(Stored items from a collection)
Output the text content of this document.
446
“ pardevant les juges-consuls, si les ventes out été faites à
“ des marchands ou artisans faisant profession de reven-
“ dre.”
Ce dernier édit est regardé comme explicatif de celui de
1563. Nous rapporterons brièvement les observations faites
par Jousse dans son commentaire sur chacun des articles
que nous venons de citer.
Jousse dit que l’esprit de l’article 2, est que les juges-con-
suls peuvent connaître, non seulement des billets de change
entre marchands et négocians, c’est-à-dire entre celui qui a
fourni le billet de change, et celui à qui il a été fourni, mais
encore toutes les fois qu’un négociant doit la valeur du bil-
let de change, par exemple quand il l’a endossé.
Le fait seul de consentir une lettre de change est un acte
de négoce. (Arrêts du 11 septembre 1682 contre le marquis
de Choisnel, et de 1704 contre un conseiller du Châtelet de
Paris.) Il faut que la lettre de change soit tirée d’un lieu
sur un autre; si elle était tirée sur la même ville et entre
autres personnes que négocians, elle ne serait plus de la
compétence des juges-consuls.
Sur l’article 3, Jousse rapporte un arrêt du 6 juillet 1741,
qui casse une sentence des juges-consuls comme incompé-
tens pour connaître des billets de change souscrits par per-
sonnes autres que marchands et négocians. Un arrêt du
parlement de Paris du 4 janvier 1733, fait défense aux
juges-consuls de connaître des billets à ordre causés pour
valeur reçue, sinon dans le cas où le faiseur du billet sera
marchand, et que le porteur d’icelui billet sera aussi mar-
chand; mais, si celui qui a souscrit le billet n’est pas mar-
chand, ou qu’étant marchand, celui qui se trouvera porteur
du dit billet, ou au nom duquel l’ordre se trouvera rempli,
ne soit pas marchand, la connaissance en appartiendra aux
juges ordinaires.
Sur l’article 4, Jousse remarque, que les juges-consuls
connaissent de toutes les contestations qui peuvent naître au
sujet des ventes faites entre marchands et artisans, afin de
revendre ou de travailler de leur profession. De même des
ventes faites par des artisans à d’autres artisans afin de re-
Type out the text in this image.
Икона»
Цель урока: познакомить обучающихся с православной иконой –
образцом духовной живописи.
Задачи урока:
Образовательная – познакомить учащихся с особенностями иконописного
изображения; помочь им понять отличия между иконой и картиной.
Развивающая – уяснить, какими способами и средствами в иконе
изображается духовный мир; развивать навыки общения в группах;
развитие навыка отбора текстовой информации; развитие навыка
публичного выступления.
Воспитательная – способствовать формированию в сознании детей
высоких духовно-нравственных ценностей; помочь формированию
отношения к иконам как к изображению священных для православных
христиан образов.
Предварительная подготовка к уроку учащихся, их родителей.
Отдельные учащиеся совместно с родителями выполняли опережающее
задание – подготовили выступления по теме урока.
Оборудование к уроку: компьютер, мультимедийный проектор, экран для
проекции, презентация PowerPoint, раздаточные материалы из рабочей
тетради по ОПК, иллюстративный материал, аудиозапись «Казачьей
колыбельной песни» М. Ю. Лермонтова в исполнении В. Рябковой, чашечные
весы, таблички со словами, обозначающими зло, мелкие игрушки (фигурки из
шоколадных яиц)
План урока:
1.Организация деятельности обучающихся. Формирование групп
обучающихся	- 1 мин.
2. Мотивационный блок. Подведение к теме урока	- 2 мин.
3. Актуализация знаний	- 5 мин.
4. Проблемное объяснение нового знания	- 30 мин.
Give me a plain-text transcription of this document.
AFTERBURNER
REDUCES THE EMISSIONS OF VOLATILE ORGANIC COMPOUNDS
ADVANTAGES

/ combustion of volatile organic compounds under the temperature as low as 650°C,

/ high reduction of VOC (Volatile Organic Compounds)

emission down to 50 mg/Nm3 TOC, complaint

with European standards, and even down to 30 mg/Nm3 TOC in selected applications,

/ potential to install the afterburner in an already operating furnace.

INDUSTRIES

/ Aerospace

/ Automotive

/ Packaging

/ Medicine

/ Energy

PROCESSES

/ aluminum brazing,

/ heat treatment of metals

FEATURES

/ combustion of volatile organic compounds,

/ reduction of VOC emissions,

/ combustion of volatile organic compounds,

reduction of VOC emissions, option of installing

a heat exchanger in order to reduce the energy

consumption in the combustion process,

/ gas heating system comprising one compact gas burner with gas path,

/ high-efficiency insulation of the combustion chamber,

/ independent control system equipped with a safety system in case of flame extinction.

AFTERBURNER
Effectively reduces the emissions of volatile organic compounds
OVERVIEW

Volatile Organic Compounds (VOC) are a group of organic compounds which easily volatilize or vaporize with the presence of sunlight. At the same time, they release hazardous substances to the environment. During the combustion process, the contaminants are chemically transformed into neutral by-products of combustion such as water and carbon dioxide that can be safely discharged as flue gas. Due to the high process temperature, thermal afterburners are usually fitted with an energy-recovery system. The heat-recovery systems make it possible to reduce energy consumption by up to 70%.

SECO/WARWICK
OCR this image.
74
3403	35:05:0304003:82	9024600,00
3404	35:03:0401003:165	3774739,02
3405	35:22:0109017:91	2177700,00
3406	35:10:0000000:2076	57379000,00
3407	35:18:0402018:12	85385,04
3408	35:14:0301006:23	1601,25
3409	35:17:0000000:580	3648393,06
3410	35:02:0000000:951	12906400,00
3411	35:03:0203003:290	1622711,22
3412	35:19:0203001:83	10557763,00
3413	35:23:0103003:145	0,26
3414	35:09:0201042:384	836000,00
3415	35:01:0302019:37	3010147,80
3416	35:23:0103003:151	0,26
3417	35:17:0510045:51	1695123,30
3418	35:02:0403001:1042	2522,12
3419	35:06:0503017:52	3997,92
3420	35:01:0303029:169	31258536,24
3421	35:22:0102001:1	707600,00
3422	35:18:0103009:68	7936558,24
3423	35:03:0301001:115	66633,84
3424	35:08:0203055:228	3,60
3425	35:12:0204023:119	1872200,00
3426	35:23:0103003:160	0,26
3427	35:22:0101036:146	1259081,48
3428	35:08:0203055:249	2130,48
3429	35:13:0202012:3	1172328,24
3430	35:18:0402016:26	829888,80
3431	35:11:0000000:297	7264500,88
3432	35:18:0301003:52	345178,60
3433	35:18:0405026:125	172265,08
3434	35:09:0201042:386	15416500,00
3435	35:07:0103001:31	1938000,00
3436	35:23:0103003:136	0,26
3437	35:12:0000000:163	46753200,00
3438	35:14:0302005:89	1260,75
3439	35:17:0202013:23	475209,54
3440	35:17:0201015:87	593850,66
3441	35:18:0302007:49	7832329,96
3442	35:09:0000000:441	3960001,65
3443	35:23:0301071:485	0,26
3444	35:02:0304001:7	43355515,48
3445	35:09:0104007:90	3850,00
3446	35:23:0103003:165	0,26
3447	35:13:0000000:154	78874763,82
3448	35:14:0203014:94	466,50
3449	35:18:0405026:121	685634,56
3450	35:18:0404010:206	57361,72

Brief: Transcribe every record above exactly as it appears.

Finished exercise:
Output the text content of this document.
446
“ pardevant les juges-consuls, si les ventes out été faites à
“ des marchands ou artisans faisant profession de reven-
“ dre.”
Ce dernier édit est regardé comme explicatif de celui de
1563. Nous rapporterons brièvement les observations faites
par Jousse dans son commentaire sur chacun des articles
que nous venons de citer.
Jousse dit que l’esprit de l’article 2, est que les juges-con-
suls peuvent connaître, non seulement des billets de change
entre marchands et négocians, c’est-à-dire entre celui qui a
fourni le billet de change, et celui à qui il a été fourni, mais
encore toutes les fois qu’un négociant doit la valeur du bil-
let de change, par exemple quand il l’a endossé.
Le fait seul de consentir une lettre de change est un acte
de négoce. (Arrêts du 11 septembre 1682 contre le marquis
de Choisnel, et de 1704 contre un conseiller du Châtelet de
Paris.) Il faut que la lettre de change soit tirée d’un lieu
sur un autre; si elle était tirée sur la même ville et entre
autres personnes que négocians, elle ne serait plus de la
compétence des juges-consuls.
Sur l’article 3, Jousse rapporte un arrêt du 6 juillet 1741,
qui casse une sentence des juges-consuls comme incompé-
tens pour connaître des billets de change souscrits par per-
sonnes autres que marchands et négocians. Un arrêt du
parlement de Paris du 4 janvier 1733, fait défense aux
juges-consuls de connaître des billets à ordre causés pour
valeur reçue, sinon dans le cas où le faiseur du billet sera
marchand, et que le porteur d’icelui billet sera aussi mar-
chand; mais, si celui qui a souscrit le billet n’est pas mar-
chand, ou qu’étant marchand, celui qui se trouvera porteur
du dit billet, ou au nom duquel l’ordre se trouvera rempli,
ne soit pas marchand, la connaissance en appartiendra aux
juges ordinaires.
Sur l’article 4, Jousse remarque, que les juges-consuls
connaissent de toutes les contestations qui peuvent naître au
sujet des ventes faites entre marchands et artisans, afin de
revendre ou de travailler de leur profession. De même des
ventes faites par des artisans à d’autres artisans afin de re-
Type out the text in this image.
Икона»
Цель урока: познакомить обучающихся с православной иконой –
образцом духовной живописи.
Задачи урока:
Образовательная – познакомить учащихся с особенностями иконописного
изображения; помочь им понять отличия между иконой и картиной.
Развивающая – уяснить, какими способами и средствами в иконе
изображается духовный мир; развивать навыки общения в группах;
развитие навыка отбора текстовой информации; развитие навыка
публичного выступления.
Воспитательная – способствовать формированию в сознании детей
высоких духовно-нравственных ценностей; помочь формированию
отношения к иконам как к изображению священных для православных
христиан образов.
Предварительная подготовка к уроку учащихся, их родителей.
Отдельные учащиеся совместно с родителями выполняли опережающее
задание – подготовили выступления по теме урока.
Оборудование к уроку: компьютер, мультимедийный проектор, экран для
проекции, презентация PowerPoint, раздаточные материалы из рабочей
тетради по ОПК, иллюстративный материал, аудиозапись «Казачьей
колыбельной песни» М. Ю. Лермонтова в исполнении В. Рябковой, чашечные
весы, таблички со словами, обозначающими зло, мелкие игрушки (фигурки из
шоколадных яиц)
План урока:
1.Организация деятельности обучающихся. Формирование групп
обучающихся	- 1 мин.
2. Мотивационный блок. Подведение к теме урока	- 2 мин.
3. Актуализация знаний	- 5 мин.
4. Проблемное объяснение нового знания	- 30 мин.
Give me a plain-text transcription of this document.
AFTERBURNER
REDUCES THE EMISSIONS OF VOLATILE ORGANIC COMPOUNDS
ADVANTAGES

/ combustion of volatile organic compounds under the temperature as low as 650°C,

/ high reduction of VOC (Volatile Organic Compounds)

emission down to 50 mg/Nm3 TOC, complaint

with European standards, and even down to 30 mg/Nm3 TOC in selected applications,

/ potential to install the afterburner in an already operating furnace.

INDUSTRIES

/ Aerospace

/ Automotive

/ Packaging

/ Medicine

/ Energy

PROCESSES

/ aluminum brazing,

/ heat treatment of metals

FEATURES

/ combustion of volatile organic compounds,

/ reduction of VOC emissions,

/ combustion of volatile organic compounds,

reduction of VOC emissions, option of installing

a heat exchanger in order to reduce the energy

consumption in the combustion process,

/ gas heating system comprising one compact gas burner with gas path,

/ high-efficiency insulation of the combustion chamber,

/ independent control system equipped with a safety system in case of flame extinction.

AFTERBURNER
Effectively reduces the emissions of volatile organic compounds
OVERVIEW

Volatile Organic Compounds (VOC) are a group of organic compounds which easily volatilize or vaporize with the presence of sunlight. At the same time, they release hazardous substances to the environment. During the combustion process, the contaminants are chemically transformed into neutral by-products of combustion such as water and carbon dioxide that can be safely discharged as flue gas. Due to the high process temperature, thermal afterburners are usually fitted with an energy-recovery system. The heat-recovery systems make it possible to reduce energy consumption by up to 70%.

SECO/WARWICK
OCR this image.
74
3403	35:05:0304003:82	9024600,00
3404	35:03:0401003:165	3774739,02
3405	35:22:0109017:91	2177700,00
3406	35:10:0000000:2076	57379000,00
3407	35:18:0402018:12	85385,04
3408	35:14:0301006:23	1601,25
3409	35:17:0000000:580	3648393,06
3410	35:02:0000000:951	12906400,00
3411	35:03:0203003:290	1622711,22
3412	35:19:0203001:83	10557763,00
3413	35:23:0103003:145	0,26
3414	35:09:0201042:384	836000,00
3415	35:01:0302019:37	3010147,80
3416	35:23:0103003:151	0,26
3417	35:17:0510045:51	1695123,30
3418	35:02:0403001:1042	2522,12
3419	35:06:0503017:52	3997,92
3420	35:01:0303029:169	31258536,24
3421	35:22:0102001:1	707600,00
3422	35:18:0103009:68	7936558,24
3423	35:03:0301001:115	66633,84
3424	35:08:0203055:228	3,60
3425	35:12:0204023:119	1872200,00
3426	35:23:0103003:160	0,26
3427	35:22:0101036:146	1259081,48
3428	35:08:0203055:249	2130,48
3429	35:13:0202012:3	1172328,24
3430	35:18:0402016:26	829888,80
3431	35:11:0000000:297	7264500,88
3432	35:18:0301003:52	345178,60
3433	35:18:0405026:125	172265,08
3434	35:09:0201042:386	15416500,00
3435	35:07:0103001:31	1938000,00
3436	35:23:0103003:136	0,26
3437	35:12:0000000:163	46753200,00
3438	35:14:0302005:89	1260,75
3439	35:17:0202013:23	475209,54
3440	35:17:0201015:87	593850,66
3441	35:18:0302007:49	7832329,96
3442	35:09:0000000:441	3960001,65
3443	35:23:0301071:485	0,26
3444	35:02:0304001:7	43355515,48
3445	35:09:0104007:90	3850,00
3446	35:23:0103003:165	0,26
3447	35:13:0000000:154	78874763,82
3448	35:14:0203014:94	466,50
3449	35:18:0405026:121	685634,56
3450	35:18:0404010:206	57361,72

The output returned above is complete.